* **Information provided**

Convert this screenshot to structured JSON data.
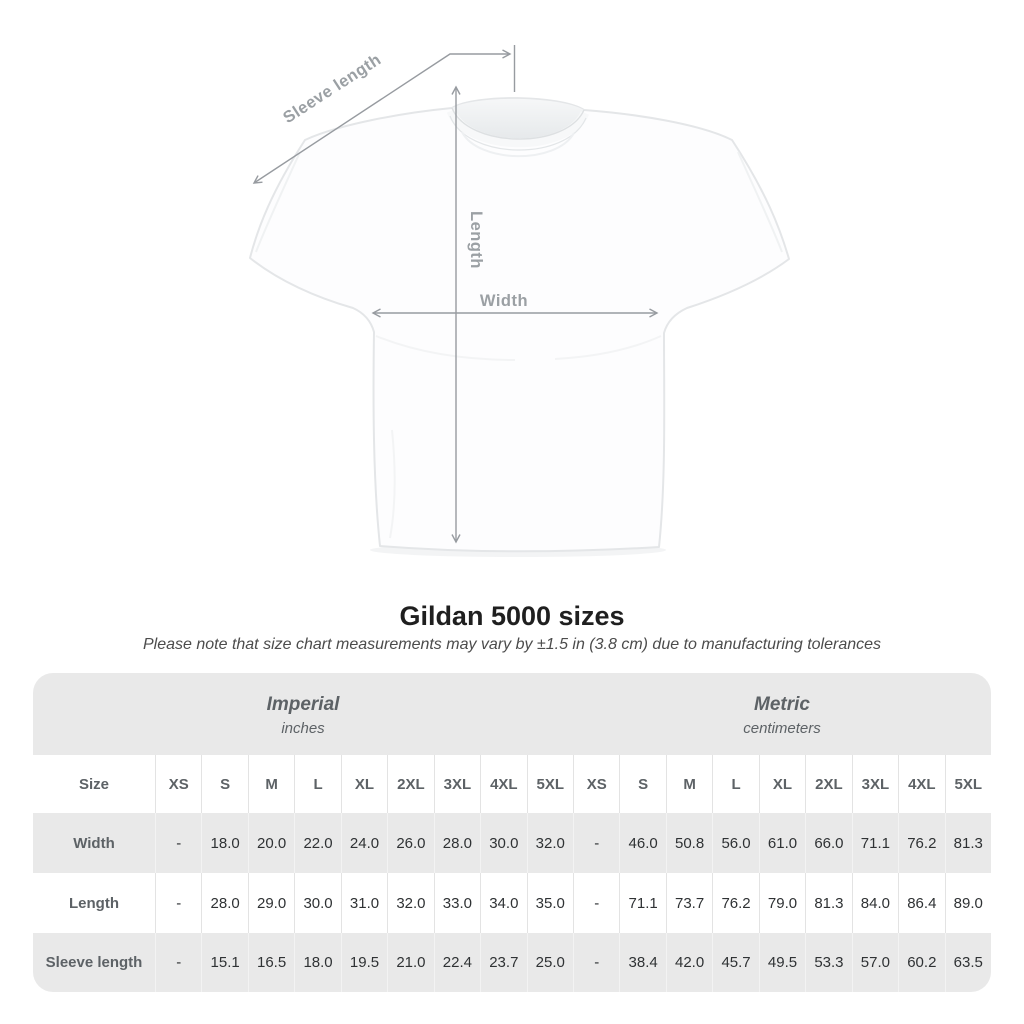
{
  "diagram": {
    "labels": {
      "sleeve_length": "Sleeve length",
      "length": "Length",
      "width": "Width"
    }
  },
  "header": {
    "title": "Gildan 5000 sizes",
    "subtitle": "Please note that size chart measurements may vary by ±1.5 in (3.8 cm) due to manufacturing tolerances"
  },
  "table": {
    "unit_groups": [
      {
        "name": "Imperial",
        "unit": "inches"
      },
      {
        "name": "Metric",
        "unit": "centimeters"
      }
    ],
    "size_header": "Size",
    "sizes": [
      "XS",
      "S",
      "M",
      "L",
      "XL",
      "2XL",
      "3XL",
      "4XL",
      "5XL"
    ],
    "rows": [
      {
        "label": "Width",
        "imperial": [
          "-",
          "18.0",
          "20.0",
          "22.0",
          "24.0",
          "26.0",
          "28.0",
          "30.0",
          "32.0"
        ],
        "metric": [
          "-",
          "46.0",
          "50.8",
          "56.0",
          "61.0",
          "66.0",
          "71.1",
          "76.2",
          "81.3"
        ]
      },
      {
        "label": "Length",
        "imperial": [
          "-",
          "28.0",
          "29.0",
          "30.0",
          "31.0",
          "32.0",
          "33.0",
          "34.0",
          "35.0"
        ],
        "metric": [
          "-",
          "71.1",
          "73.7",
          "76.2",
          "79.0",
          "81.3",
          "84.0",
          "86.4",
          "89.0"
        ]
      },
      {
        "label": "Sleeve length",
        "imperial": [
          "-",
          "15.1",
          "16.5",
          "18.0",
          "19.5",
          "21.0",
          "22.4",
          "23.7",
          "25.0"
        ],
        "metric": [
          "-",
          "38.4",
          "42.0",
          "45.7",
          "49.5",
          "53.3",
          "57.0",
          "60.2",
          "63.5"
        ]
      }
    ]
  },
  "chart_data": {
    "type": "table",
    "title": "Gildan 5000 sizes",
    "note": "Please note that size chart measurements may vary by ±1.5 in (3.8 cm) due to manufacturing tolerances",
    "sizes": [
      "XS",
      "S",
      "M",
      "L",
      "XL",
      "2XL",
      "3XL",
      "4XL",
      "5XL"
    ],
    "measurements": [
      {
        "name": "Width",
        "imperial_in": [
          null,
          18.0,
          20.0,
          22.0,
          24.0,
          26.0,
          28.0,
          30.0,
          32.0
        ],
        "metric_cm": [
          null,
          46.0,
          50.8,
          56.0,
          61.0,
          66.0,
          71.1,
          76.2,
          81.3
        ]
      },
      {
        "name": "Length",
        "imperial_in": [
          null,
          28.0,
          29.0,
          30.0,
          31.0,
          32.0,
          33.0,
          34.0,
          35.0
        ],
        "metric_cm": [
          null,
          71.1,
          73.7,
          76.2,
          79.0,
          81.3,
          84.0,
          86.4,
          89.0
        ]
      },
      {
        "name": "Sleeve length",
        "imperial_in": [
          null,
          15.1,
          16.5,
          18.0,
          19.5,
          21.0,
          22.4,
          23.7,
          25.0
        ],
        "metric_cm": [
          null,
          38.4,
          42.0,
          45.7,
          49.5,
          53.3,
          57.0,
          60.2,
          63.5
        ]
      }
    ]
  },
  "colors": {
    "table_band_gray": "#e9e9e9",
    "arrow_gray": "#979ba0",
    "diagram_label_gray": "#9ba0a4",
    "header_text": "#5d6266",
    "value_text": "#2f3234",
    "title_text": "#1f1f1f"
  }
}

* **Task statement**
Any pictures should be dropped; transcribe the rest of the records above exactly.

* **Solution to this problem**
Convert this screenshot to structured JSON data.
{
  "diagram": {
    "labels": {
      "sleeve_length": "Sleeve length",
      "length": "Length",
      "width": "Width"
    }
  },
  "header": {
    "title": "Gildan 5000 sizes",
    "subtitle": "Please note that size chart measurements may vary by ±1.5 in (3.8 cm) due to manufacturing tolerances"
  },
  "table": {
    "unit_groups": [
      {
        "name": "Imperial",
        "unit": "inches"
      },
      {
        "name": "Metric",
        "unit": "centimeters"
      }
    ],
    "size_header": "Size",
    "sizes": [
      "XS",
      "S",
      "M",
      "L",
      "XL",
      "2XL",
      "3XL",
      "4XL",
      "5XL"
    ],
    "rows": [
      {
        "label": "Width",
        "imperial": [
          "-",
          "18.0",
          "20.0",
          "22.0",
          "24.0",
          "26.0",
          "28.0",
          "30.0",
          "32.0"
        ],
        "metric": [
          "-",
          "46.0",
          "50.8",
          "56.0",
          "61.0",
          "66.0",
          "71.1",
          "76.2",
          "81.3"
        ]
      },
      {
        "label": "Length",
        "imperial": [
          "-",
          "28.0",
          "29.0",
          "30.0",
          "31.0",
          "32.0",
          "33.0",
          "34.0",
          "35.0"
        ],
        "metric": [
          "-",
          "71.1",
          "73.7",
          "76.2",
          "79.0",
          "81.3",
          "84.0",
          "86.4",
          "89.0"
        ]
      },
      {
        "label": "Sleeve length",
        "imperial": [
          "-",
          "15.1",
          "16.5",
          "18.0",
          "19.5",
          "21.0",
          "22.4",
          "23.7",
          "25.0"
        ],
        "metric": [
          "-",
          "38.4",
          "42.0",
          "45.7",
          "49.5",
          "53.3",
          "57.0",
          "60.2",
          "63.5"
        ]
      }
    ]
  },
  "chart_data": {
    "type": "table",
    "title": "Gildan 5000 sizes",
    "note": "Please note that size chart measurements may vary by ±1.5 in (3.8 cm) due to manufacturing tolerances",
    "sizes": [
      "XS",
      "S",
      "M",
      "L",
      "XL",
      "2XL",
      "3XL",
      "4XL",
      "5XL"
    ],
    "measurements": [
      {
        "name": "Width",
        "imperial_in": [
          null,
          18.0,
          20.0,
          22.0,
          24.0,
          26.0,
          28.0,
          30.0,
          32.0
        ],
        "metric_cm": [
          null,
          46.0,
          50.8,
          56.0,
          61.0,
          66.0,
          71.1,
          76.2,
          81.3
        ]
      },
      {
        "name": "Length",
        "imperial_in": [
          null,
          28.0,
          29.0,
          30.0,
          31.0,
          32.0,
          33.0,
          34.0,
          35.0
        ],
        "metric_cm": [
          null,
          71.1,
          73.7,
          76.2,
          79.0,
          81.3,
          84.0,
          86.4,
          89.0
        ]
      },
      {
        "name": "Sleeve length",
        "imperial_in": [
          null,
          15.1,
          16.5,
          18.0,
          19.5,
          21.0,
          22.4,
          23.7,
          25.0
        ],
        "metric_cm": [
          null,
          38.4,
          42.0,
          45.7,
          49.5,
          53.3,
          57.0,
          60.2,
          63.5
        ]
      }
    ]
  },
  "colors": {
    "table_band_gray": "#e9e9e9",
    "arrow_gray": "#979ba0",
    "diagram_label_gray": "#9ba0a4",
    "header_text": "#5d6266",
    "value_text": "#2f3234",
    "title_text": "#1f1f1f"
  }
}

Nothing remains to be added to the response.